- **Work to be completed**
Each record that follows should be repeated exactly, minus any images.

[Records contained in a dataset]

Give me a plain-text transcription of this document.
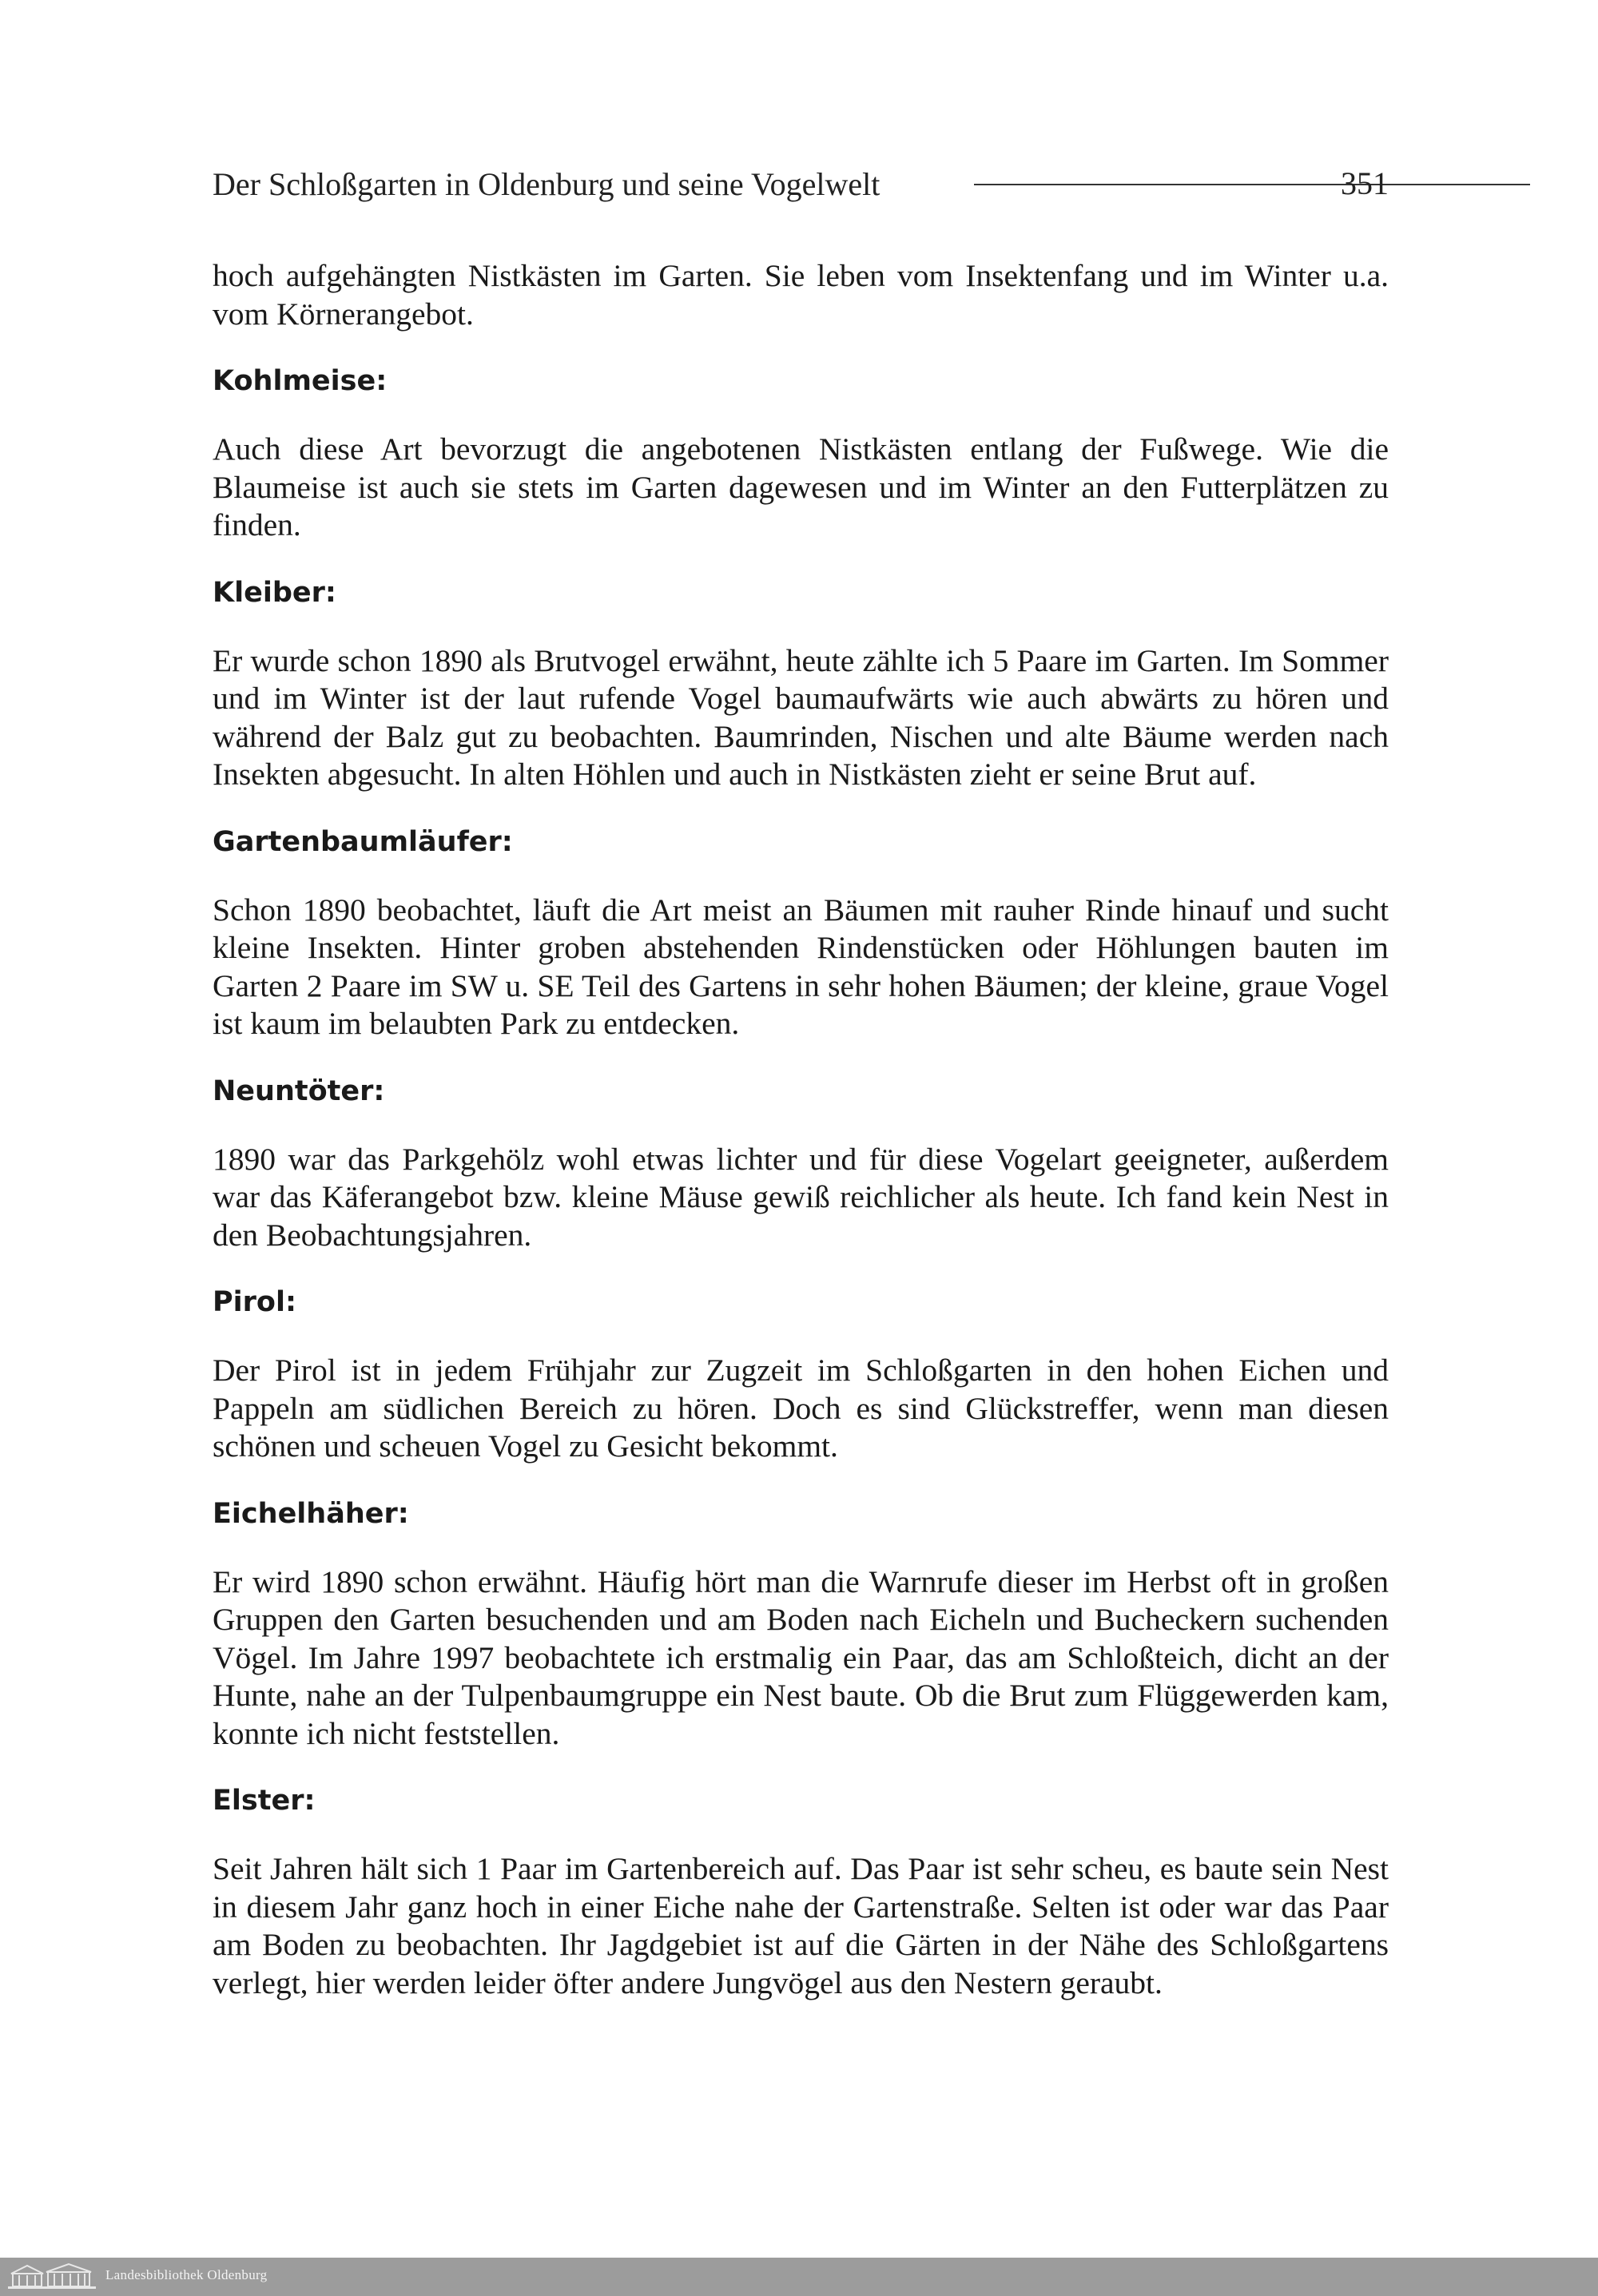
Der Schloßgarten in Oldenburg und seine Vogelwelt	351

hoch aufgehängten Nistkästen im Garten. Sie leben vom Insektenfang und im Winter u.a. vom Körnerangebot.

Kohlmeise:

Auch diese Art bevorzugt die angebotenen Nistkästen entlang der Fußwege. Wie die Blaumeise ist auch sie stets im Garten dagewesen und im Winter an den Futterplätzen zu finden.

Kleiber:

Er wurde schon 1890 als Brutvogel erwähnt, heute zählte ich 5 Paare im Garten. Im Sommer und im Winter ist der laut rufende Vogel baumaufwärts wie auch abwärts zu hören und während der Balz gut zu beobachten. Baumrinden, Nischen und alte Bäume werden nach Insekten abgesucht. In alten Höhlen und auch in Nistkästen zieht er seine Brut auf.

Gartenbaumläufer:

Schon 1890 beobachtet, läuft die Art meist an Bäumen mit rauher Rinde hinauf und sucht kleine Insekten. Hinter groben abstehenden Rindenstücken oder Höhlungen bauten im Garten 2 Paare im SW u. SE Teil des Gartens in sehr hohen Bäumen; der kleine, graue Vogel ist kaum im belaubten Park zu entdecken.

Neuntöter:

1890 war das Parkgehölz wohl etwas lichter und für diese Vogelart geeigneter, außerdem war das Käferangebot bzw. kleine Mäuse gewiß reichlicher als heute. Ich fand kein Nest in den Beobachtungsjahren.

Pirol:

Der Pirol ist in jedem Frühjahr zur Zugzeit im Schloßgarten in den hohen Eichen und Pappeln am südlichen Bereich zu hören. Doch es sind Glückstreffer, wenn man diesen schönen und scheuen Vogel zu Gesicht bekommt.

Eichelhäher:

Er wird 1890 schon erwähnt. Häufig hört man die Warnrufe dieser im Herbst oft in großen Gruppen den Garten besuchenden und am Boden nach Eicheln und Bucheckern suchenden Vögel. Im Jahre 1997 beobachtete ich erstmalig ein Paar, das am Schloßteich, dicht an der Hunte, nahe an der Tulpenbaumgruppe ein Nest baute. Ob die Brut zum Flüggewerden kam, konnte ich nicht feststellen.

Elster:

Seit Jahren hält sich 1 Paar im Gartenbereich auf. Das Paar ist sehr scheu, es baute sein Nest in diesem Jahr ganz hoch in einer Eiche nahe der Gartenstraße. Selten ist oder war das Paar am Boden zu beobachten. Ihr Jagdgebiet ist auf die Gärten in der Nähe des Schloßgartens verlegt, hier werden leider öfter andere Jungvögel aus den Nestern geraubt.

Landesbibliothek Oldenburg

- **Task solution**
Give me a plain-text transcription of this document.
Der Schloßgarten in Oldenburg und seine Vogelwelt	351

hoch aufgehängten Nistkästen im Garten. Sie leben vom Insektenfang und im Winter u.a. vom Körnerangebot.

Kohlmeise:

Auch diese Art bevorzugt die angebotenen Nistkästen entlang der Fußwege. Wie die Blaumeise ist auch sie stets im Garten dagewesen und im Winter an den Futterplätzen zu finden.

Kleiber:

Er wurde schon 1890 als Brutvogel erwähnt, heute zählte ich 5 Paare im Garten. Im Sommer und im Winter ist der laut rufende Vogel baumaufwärts wie auch abwärts zu hören und während der Balz gut zu beobachten. Baumrinden, Nischen und alte Bäume werden nach Insekten abgesucht. In alten Höhlen und auch in Nistkästen zieht er seine Brut auf.

Gartenbaumläufer:

Schon 1890 beobachtet, läuft die Art meist an Bäumen mit rauher Rinde hinauf und sucht kleine Insekten. Hinter groben abstehenden Rindenstücken oder Höhlungen bauten im Garten 2 Paare im SW u. SE Teil des Gartens in sehr hohen Bäumen; der kleine, graue Vogel ist kaum im belaubten Park zu entdecken.

Neuntöter:

1890 war das Parkgehölz wohl etwas lichter und für diese Vogelart geeigneter, außerdem war das Käferangebot bzw. kleine Mäuse gewiß reichlicher als heute. Ich fand kein Nest in den Beobachtungsjahren.

Pirol:

Der Pirol ist in jedem Frühjahr zur Zugzeit im Schloßgarten in den hohen Eichen und Pappeln am südlichen Bereich zu hören. Doch es sind Glückstreffer, wenn man diesen schönen und scheuen Vogel zu Gesicht bekommt.

Eichelhäher:

Er wird 1890 schon erwähnt. Häufig hört man die Warnrufe dieser im Herbst oft in großen Gruppen den Garten besuchenden und am Boden nach Eicheln und Bucheckern suchenden Vögel. Im Jahre 1997 beobachtete ich erstmalig ein Paar, das am Schloßteich, dicht an der Hunte, nahe an der Tulpenbaumgruppe ein Nest baute. Ob die Brut zum Flüggewerden kam, konnte ich nicht feststellen.

Elster:

Seit Jahren hält sich 1 Paar im Gartenbereich auf. Das Paar ist sehr scheu, es baute sein Nest in diesem Jahr ganz hoch in einer Eiche nahe der Gartenstraße. Selten ist oder war das Paar am Boden zu beobachten. Ihr Jagdgebiet ist auf die Gärten in der Nähe des Schloßgartens verlegt, hier werden leider öfter andere Jungvögel aus den Nestern geraubt.

Landesbibliothek Oldenburg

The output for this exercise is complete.